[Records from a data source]
····················

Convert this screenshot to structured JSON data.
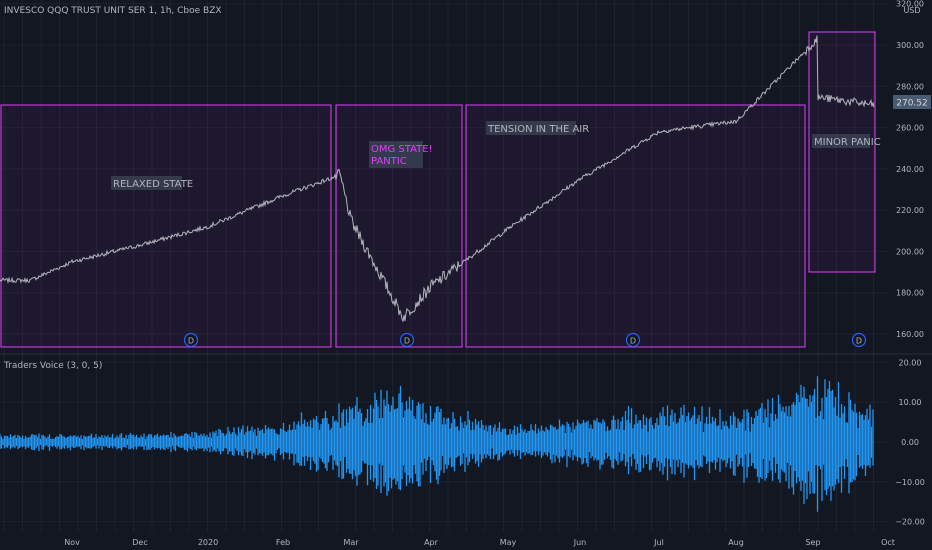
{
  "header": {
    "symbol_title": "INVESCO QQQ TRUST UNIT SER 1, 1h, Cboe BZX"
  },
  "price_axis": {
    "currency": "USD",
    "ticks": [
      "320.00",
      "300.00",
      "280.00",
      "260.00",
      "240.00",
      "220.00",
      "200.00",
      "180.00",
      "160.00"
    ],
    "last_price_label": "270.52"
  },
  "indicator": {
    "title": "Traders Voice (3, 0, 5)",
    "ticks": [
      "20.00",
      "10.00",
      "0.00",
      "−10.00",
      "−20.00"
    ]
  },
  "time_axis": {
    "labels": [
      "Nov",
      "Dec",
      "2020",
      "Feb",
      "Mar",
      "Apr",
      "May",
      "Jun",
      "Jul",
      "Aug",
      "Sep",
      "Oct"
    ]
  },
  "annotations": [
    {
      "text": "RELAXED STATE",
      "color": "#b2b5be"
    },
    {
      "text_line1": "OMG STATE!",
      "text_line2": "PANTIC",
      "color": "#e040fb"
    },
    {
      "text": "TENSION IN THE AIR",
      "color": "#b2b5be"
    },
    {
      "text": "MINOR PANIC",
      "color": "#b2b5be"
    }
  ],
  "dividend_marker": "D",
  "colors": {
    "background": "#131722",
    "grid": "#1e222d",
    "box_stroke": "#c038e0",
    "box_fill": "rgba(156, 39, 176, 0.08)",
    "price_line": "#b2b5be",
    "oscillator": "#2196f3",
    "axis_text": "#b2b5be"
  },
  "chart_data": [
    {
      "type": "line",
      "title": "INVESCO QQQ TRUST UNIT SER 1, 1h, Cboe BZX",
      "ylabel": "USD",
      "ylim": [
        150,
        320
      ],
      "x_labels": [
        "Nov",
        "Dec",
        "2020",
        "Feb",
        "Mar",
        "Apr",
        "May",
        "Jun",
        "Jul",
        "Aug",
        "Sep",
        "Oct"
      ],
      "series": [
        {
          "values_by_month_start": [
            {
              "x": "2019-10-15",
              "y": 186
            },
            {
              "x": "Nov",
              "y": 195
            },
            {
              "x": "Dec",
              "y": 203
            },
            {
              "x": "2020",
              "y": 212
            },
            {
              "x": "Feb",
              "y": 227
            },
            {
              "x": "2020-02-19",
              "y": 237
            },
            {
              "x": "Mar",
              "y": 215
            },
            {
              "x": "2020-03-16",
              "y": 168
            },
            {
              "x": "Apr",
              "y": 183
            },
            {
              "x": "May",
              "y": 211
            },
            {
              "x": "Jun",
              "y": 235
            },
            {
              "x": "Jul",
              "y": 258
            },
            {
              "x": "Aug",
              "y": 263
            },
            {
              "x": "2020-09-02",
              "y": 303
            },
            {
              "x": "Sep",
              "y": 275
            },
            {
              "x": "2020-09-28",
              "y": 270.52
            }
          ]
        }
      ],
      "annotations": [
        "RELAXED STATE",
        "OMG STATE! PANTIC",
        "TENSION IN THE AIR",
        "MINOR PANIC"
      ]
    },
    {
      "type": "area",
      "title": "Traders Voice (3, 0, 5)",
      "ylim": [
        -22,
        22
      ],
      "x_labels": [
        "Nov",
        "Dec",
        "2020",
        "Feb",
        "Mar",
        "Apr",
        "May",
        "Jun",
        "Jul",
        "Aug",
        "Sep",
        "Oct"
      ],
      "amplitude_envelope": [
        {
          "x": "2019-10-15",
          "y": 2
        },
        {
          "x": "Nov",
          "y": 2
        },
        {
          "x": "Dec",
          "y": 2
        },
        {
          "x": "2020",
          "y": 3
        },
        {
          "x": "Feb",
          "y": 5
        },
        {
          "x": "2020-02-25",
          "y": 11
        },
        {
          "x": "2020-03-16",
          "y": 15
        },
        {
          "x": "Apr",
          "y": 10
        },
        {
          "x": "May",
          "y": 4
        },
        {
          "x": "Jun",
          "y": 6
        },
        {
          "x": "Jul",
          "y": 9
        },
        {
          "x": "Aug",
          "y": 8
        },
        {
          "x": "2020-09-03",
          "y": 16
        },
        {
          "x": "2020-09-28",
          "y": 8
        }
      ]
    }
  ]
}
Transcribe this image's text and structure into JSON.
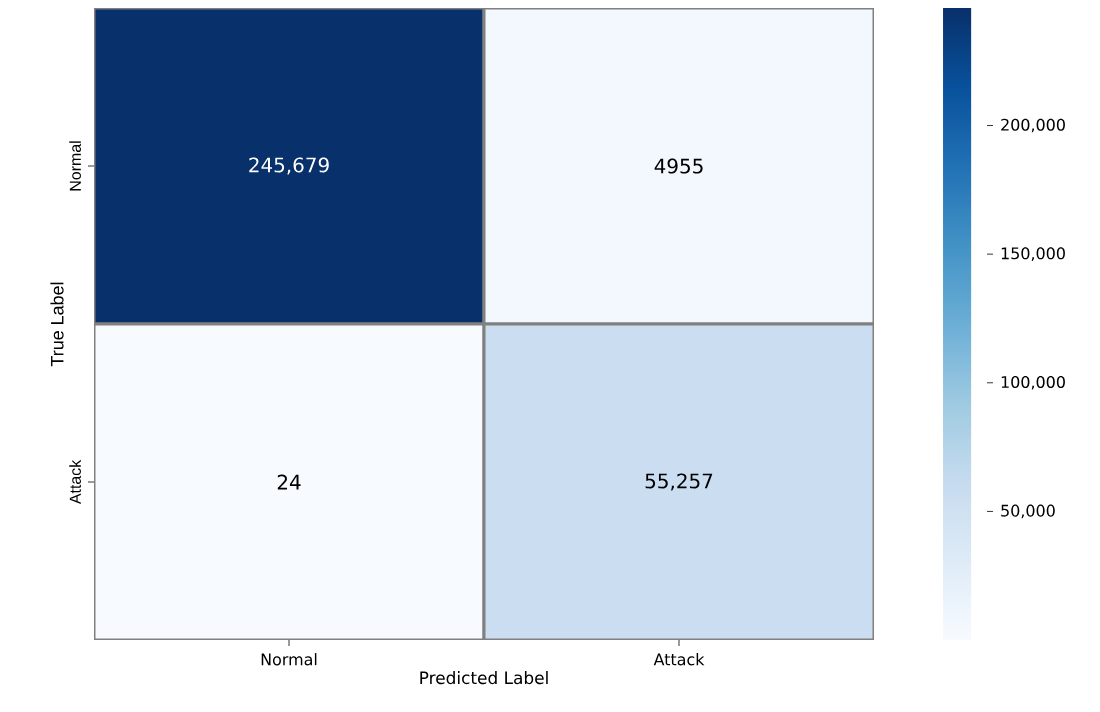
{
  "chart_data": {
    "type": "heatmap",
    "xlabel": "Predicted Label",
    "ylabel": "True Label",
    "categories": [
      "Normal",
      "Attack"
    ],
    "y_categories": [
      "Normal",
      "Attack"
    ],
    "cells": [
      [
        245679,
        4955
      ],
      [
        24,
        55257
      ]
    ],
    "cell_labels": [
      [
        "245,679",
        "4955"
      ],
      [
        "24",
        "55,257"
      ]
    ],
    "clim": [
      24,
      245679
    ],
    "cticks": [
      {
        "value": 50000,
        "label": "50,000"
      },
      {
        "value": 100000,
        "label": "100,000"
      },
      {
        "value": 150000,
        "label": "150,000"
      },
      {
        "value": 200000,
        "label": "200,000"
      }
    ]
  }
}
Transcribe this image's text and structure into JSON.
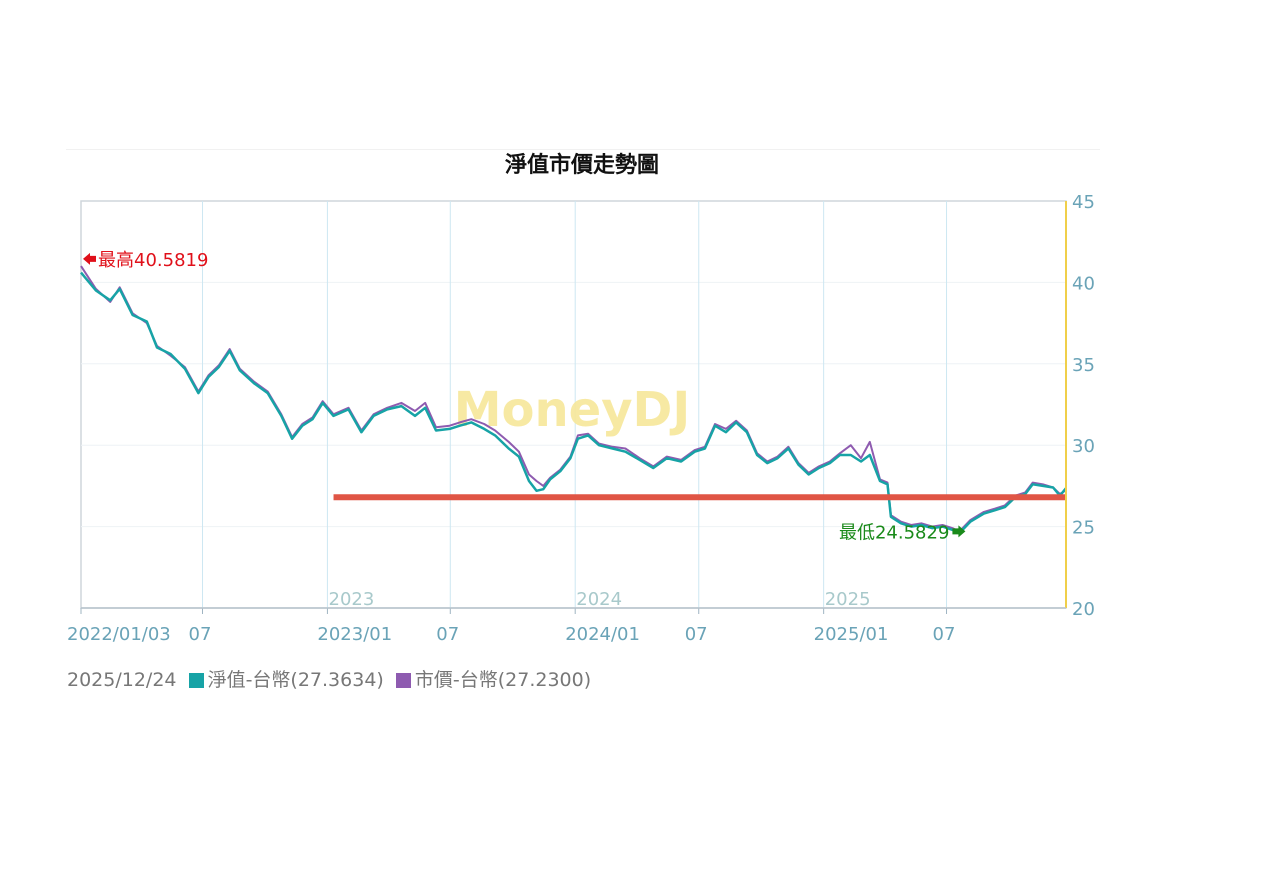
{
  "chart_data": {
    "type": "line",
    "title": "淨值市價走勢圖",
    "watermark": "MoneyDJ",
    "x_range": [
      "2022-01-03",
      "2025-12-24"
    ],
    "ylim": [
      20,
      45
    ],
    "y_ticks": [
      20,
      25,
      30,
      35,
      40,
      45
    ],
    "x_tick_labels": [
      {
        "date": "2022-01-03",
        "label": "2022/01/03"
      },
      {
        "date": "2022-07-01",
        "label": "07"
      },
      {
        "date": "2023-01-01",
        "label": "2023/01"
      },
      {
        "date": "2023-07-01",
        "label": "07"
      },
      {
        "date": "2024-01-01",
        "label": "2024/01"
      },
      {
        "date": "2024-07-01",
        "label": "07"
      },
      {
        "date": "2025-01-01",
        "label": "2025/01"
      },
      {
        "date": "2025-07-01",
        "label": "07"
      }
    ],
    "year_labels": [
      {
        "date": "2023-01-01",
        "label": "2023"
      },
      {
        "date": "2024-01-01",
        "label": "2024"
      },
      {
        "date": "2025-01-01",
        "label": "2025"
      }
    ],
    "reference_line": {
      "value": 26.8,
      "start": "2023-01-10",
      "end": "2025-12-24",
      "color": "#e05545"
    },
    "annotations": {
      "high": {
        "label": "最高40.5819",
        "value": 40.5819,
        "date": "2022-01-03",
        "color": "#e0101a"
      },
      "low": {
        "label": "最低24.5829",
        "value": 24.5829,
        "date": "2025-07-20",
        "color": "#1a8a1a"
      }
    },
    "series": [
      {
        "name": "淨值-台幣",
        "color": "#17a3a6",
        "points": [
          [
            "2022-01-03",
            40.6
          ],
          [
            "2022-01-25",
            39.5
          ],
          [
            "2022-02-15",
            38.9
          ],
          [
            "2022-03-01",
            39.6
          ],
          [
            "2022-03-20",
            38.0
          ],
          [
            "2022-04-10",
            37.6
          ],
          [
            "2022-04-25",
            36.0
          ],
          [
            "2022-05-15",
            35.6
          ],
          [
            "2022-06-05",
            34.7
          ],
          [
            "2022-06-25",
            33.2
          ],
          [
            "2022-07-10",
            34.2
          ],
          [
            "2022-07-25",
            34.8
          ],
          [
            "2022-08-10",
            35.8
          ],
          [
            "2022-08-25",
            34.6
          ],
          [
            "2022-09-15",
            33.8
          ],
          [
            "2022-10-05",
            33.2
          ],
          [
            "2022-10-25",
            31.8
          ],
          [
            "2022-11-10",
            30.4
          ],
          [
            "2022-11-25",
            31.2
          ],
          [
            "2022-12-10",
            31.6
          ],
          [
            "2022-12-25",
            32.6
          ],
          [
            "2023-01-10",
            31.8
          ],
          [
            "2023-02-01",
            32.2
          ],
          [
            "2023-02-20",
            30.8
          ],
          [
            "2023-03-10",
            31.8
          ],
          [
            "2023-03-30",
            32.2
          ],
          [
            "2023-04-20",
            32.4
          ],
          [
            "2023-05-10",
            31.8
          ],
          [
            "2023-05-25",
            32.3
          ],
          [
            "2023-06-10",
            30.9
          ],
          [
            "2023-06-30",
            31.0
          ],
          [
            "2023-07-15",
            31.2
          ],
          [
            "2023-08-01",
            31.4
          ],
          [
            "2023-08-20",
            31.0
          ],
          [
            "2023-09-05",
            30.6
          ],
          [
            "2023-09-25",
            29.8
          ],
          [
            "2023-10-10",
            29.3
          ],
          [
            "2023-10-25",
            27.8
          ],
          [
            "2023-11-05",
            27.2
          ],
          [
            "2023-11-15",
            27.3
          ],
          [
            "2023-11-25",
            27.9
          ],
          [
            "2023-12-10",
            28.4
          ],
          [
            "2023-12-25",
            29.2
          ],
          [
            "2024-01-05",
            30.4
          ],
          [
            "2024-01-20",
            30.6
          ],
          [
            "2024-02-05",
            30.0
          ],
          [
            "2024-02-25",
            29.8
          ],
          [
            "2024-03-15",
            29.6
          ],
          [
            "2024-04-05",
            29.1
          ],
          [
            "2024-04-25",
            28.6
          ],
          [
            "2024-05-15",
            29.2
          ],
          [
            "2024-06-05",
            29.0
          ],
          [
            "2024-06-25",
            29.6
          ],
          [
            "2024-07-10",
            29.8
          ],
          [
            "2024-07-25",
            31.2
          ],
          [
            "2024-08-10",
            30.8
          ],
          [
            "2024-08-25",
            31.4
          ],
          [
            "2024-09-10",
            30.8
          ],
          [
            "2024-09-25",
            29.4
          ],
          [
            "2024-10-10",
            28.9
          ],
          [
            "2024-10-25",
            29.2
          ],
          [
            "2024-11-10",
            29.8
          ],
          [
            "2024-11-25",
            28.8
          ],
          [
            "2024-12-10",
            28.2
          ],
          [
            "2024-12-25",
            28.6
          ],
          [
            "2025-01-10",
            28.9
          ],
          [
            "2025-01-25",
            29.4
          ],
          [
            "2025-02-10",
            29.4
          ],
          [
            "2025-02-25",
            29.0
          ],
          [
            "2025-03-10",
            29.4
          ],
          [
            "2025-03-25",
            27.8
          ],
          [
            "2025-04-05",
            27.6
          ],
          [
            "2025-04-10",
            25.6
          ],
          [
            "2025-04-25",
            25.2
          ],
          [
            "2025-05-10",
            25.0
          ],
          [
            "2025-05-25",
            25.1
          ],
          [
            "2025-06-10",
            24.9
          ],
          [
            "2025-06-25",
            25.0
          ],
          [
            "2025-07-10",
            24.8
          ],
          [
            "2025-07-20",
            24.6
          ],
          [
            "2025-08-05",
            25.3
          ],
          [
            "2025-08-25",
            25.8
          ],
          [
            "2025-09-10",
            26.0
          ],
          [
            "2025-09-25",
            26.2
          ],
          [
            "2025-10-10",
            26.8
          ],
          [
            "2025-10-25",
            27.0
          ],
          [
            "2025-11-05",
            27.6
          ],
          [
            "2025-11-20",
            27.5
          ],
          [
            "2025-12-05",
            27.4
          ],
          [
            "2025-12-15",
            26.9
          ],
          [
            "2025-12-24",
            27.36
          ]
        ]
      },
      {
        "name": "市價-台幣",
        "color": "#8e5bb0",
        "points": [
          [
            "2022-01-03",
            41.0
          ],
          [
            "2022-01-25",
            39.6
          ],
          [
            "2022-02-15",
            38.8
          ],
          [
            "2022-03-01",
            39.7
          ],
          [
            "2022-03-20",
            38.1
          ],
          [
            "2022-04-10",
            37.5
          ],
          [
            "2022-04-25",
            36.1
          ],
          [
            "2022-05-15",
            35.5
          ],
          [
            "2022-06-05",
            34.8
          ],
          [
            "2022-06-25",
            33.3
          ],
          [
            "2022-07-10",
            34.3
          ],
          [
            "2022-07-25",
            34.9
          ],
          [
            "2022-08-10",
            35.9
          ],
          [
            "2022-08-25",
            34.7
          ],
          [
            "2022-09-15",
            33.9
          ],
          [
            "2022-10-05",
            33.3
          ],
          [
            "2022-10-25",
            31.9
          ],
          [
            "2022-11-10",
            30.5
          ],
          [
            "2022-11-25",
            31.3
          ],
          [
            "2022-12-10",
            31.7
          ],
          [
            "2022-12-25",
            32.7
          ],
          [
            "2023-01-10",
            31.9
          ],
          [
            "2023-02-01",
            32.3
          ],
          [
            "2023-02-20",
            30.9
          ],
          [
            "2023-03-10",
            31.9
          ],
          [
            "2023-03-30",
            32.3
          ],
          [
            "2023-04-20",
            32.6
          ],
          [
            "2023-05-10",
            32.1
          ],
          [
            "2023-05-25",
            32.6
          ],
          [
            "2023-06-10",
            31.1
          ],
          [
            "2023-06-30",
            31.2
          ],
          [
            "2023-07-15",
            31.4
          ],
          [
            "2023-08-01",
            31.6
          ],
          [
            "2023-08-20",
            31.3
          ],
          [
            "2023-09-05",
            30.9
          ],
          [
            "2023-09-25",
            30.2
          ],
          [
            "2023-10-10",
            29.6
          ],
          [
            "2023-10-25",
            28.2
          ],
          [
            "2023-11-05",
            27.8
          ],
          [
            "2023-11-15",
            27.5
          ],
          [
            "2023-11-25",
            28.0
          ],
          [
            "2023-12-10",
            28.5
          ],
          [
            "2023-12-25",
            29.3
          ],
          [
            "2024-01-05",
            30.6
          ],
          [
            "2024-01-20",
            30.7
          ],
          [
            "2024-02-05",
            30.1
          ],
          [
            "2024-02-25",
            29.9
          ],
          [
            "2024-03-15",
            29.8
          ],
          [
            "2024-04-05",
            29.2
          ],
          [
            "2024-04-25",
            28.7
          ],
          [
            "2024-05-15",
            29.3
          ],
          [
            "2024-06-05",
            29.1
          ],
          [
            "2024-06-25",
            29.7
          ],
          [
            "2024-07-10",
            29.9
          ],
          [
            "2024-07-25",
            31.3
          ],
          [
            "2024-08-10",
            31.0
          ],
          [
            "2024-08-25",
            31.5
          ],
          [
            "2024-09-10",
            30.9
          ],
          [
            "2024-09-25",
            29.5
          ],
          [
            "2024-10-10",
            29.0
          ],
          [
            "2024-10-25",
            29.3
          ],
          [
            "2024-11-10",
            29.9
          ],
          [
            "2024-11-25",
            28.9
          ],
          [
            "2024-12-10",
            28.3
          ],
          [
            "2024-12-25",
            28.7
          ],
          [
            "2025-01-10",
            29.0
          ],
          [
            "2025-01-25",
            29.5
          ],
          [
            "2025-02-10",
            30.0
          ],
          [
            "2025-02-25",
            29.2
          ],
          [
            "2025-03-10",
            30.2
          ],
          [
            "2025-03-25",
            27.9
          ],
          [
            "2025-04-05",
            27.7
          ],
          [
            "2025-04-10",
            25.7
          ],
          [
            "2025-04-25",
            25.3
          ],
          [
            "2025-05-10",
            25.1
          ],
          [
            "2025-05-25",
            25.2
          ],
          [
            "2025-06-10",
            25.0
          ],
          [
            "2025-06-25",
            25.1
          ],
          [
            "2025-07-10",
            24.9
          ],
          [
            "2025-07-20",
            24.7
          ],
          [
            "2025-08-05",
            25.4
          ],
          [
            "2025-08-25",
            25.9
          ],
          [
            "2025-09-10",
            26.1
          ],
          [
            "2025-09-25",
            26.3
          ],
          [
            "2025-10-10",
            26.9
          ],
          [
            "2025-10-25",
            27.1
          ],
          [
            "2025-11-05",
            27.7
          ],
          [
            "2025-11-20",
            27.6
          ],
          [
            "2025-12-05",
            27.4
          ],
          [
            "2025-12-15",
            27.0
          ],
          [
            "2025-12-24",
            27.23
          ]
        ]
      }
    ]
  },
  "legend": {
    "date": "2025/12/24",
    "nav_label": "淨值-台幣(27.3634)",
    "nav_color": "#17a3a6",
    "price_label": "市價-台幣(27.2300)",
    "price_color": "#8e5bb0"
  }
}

····················

▶ [Work required]: Pull out every line above that holds the word "INVESCO".

▶ [Response to the exercise]:
    "symbol_title": "INVESCO QQQ TRUST UNIT SER 1, 1h, Cboe BZX"
      "title": "INVESCO QQQ TRUST UNIT SER 1, 1h, Cboe BZX",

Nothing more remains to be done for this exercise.